- _Exercise data_
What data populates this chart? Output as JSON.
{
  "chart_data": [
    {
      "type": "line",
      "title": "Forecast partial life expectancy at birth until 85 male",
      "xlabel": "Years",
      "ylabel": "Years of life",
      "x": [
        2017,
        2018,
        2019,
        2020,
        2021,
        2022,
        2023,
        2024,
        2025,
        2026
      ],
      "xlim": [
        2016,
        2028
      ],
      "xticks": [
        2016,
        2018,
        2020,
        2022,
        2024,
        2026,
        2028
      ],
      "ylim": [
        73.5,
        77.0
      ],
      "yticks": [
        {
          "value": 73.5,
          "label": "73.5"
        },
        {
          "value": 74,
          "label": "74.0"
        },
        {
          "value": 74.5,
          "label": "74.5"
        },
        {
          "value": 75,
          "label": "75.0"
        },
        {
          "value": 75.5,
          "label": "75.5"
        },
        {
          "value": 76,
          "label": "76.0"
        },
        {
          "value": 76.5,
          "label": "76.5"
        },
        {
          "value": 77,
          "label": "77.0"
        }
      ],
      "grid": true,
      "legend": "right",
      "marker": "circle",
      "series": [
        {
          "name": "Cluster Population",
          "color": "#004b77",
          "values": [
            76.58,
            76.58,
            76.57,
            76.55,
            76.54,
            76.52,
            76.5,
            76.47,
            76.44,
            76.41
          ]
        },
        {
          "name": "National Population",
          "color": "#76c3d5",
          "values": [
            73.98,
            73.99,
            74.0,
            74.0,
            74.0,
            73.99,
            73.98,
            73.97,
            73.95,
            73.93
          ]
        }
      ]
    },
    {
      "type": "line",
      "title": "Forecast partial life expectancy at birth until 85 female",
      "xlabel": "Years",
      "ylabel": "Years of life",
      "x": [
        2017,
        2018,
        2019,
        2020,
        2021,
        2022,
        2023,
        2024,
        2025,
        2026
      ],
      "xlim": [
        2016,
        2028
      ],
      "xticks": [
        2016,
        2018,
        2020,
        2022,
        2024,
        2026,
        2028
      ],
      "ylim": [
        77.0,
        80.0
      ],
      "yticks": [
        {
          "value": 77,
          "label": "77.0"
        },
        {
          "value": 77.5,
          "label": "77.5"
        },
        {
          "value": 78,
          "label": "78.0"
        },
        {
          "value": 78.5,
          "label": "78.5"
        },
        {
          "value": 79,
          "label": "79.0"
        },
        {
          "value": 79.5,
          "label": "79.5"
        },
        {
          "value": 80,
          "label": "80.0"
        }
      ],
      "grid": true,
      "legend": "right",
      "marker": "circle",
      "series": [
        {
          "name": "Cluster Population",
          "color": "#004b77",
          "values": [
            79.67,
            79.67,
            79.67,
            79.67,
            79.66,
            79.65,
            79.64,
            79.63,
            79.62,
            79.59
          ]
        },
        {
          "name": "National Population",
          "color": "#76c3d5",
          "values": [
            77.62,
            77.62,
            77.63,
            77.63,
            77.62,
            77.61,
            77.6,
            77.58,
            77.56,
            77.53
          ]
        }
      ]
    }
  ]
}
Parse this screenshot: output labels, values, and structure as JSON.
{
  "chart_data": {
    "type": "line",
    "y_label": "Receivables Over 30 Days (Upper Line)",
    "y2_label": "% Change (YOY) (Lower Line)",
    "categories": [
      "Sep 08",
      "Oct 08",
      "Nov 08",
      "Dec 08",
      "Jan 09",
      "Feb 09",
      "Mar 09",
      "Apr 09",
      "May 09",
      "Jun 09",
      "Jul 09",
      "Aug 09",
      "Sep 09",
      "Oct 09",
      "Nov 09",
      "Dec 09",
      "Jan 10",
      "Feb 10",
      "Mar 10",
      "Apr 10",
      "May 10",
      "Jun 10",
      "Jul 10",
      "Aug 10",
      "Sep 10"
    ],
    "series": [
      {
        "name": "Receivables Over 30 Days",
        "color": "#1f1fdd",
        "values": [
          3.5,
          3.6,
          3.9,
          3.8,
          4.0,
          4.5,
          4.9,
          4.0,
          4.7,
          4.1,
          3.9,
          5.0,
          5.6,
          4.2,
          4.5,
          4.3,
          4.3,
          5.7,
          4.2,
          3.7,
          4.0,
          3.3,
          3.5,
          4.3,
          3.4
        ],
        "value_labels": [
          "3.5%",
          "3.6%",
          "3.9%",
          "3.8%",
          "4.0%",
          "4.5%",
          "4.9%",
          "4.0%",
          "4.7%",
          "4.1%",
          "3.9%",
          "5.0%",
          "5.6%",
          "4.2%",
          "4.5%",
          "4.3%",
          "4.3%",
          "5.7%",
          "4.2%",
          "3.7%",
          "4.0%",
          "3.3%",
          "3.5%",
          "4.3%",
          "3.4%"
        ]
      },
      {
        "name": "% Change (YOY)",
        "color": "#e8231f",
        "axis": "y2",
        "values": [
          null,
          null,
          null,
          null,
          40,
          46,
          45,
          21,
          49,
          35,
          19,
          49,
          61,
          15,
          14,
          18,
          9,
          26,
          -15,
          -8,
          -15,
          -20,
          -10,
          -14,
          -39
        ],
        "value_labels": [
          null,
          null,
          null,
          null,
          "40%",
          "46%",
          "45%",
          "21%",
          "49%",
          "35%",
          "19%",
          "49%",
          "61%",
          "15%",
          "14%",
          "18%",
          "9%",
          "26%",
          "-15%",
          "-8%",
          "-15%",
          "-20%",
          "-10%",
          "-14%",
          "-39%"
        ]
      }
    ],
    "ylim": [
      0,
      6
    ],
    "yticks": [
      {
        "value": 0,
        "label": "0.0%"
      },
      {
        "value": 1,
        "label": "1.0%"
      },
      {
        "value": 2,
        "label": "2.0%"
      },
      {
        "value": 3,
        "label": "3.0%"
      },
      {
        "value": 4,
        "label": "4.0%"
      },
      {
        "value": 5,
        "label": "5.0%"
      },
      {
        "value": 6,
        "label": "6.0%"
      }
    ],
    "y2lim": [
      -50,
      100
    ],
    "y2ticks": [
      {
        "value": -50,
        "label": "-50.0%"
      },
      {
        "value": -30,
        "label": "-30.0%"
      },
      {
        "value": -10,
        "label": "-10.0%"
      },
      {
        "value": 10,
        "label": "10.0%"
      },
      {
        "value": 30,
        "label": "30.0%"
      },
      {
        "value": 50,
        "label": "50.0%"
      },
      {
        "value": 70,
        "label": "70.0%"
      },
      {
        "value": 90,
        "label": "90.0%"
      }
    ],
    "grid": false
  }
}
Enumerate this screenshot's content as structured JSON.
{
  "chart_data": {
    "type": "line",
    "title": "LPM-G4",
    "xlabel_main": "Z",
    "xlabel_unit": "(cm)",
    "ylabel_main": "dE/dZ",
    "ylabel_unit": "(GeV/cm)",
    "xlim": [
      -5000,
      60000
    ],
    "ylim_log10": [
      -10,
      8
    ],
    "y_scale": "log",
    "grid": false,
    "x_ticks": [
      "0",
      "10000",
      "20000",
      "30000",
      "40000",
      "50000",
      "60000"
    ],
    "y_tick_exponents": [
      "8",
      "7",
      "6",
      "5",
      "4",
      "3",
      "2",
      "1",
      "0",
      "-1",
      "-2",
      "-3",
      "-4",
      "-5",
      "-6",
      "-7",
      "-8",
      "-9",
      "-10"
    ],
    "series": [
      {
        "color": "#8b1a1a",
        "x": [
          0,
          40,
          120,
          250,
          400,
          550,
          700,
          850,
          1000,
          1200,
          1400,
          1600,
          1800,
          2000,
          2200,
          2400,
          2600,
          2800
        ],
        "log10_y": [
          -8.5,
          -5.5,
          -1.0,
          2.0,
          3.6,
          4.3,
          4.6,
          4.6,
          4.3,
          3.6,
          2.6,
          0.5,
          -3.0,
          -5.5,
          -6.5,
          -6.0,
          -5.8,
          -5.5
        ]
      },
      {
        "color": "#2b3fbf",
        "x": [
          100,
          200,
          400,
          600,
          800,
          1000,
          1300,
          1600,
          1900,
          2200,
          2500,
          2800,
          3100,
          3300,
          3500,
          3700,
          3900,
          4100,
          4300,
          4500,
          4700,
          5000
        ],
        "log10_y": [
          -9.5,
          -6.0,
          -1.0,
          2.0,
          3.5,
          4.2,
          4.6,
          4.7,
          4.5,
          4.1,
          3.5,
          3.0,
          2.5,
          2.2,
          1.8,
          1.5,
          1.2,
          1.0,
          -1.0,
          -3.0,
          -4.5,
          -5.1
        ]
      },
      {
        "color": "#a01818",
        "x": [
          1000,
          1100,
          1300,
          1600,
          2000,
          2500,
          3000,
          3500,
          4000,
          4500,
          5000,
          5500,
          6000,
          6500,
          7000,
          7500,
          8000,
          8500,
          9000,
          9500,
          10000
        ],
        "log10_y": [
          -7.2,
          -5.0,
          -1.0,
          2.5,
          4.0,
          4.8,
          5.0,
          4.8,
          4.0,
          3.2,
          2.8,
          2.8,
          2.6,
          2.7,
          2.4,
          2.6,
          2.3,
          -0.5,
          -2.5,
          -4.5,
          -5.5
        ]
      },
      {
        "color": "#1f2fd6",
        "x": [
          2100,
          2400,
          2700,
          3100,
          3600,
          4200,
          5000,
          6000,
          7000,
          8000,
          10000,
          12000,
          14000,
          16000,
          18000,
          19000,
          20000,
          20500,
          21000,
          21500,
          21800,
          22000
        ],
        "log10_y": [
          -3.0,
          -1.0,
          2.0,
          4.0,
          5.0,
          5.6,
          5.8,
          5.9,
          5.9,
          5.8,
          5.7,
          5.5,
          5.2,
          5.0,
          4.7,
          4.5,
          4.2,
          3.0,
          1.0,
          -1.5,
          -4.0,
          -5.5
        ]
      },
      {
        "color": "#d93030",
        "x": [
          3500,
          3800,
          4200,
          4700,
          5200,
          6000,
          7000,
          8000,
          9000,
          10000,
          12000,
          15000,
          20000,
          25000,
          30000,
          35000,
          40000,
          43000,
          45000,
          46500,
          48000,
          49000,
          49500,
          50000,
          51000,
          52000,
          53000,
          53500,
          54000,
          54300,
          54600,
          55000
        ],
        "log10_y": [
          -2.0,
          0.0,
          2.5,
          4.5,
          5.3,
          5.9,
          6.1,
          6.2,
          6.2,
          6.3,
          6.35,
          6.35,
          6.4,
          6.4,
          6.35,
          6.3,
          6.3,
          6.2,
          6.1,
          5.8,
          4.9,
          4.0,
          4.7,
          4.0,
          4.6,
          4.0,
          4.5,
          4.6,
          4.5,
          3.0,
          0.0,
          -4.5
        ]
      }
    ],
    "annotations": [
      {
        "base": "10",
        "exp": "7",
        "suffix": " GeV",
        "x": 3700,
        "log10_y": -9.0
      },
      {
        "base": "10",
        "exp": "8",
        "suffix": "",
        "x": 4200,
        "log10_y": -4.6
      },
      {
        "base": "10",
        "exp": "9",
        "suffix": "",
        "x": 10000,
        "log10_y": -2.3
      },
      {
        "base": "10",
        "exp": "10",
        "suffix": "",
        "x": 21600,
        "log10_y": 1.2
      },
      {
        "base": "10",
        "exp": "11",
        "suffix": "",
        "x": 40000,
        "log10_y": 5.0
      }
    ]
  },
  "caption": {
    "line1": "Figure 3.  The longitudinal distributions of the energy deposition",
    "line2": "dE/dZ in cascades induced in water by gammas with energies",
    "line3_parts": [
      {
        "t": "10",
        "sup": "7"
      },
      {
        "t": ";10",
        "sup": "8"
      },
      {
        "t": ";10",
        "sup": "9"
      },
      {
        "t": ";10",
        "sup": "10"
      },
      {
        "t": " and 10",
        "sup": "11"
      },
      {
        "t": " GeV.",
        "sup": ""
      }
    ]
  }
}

- _Given instruction_
Say how many lines in the entries contain the string "partial", and say nothing else.

- _Completed task_
2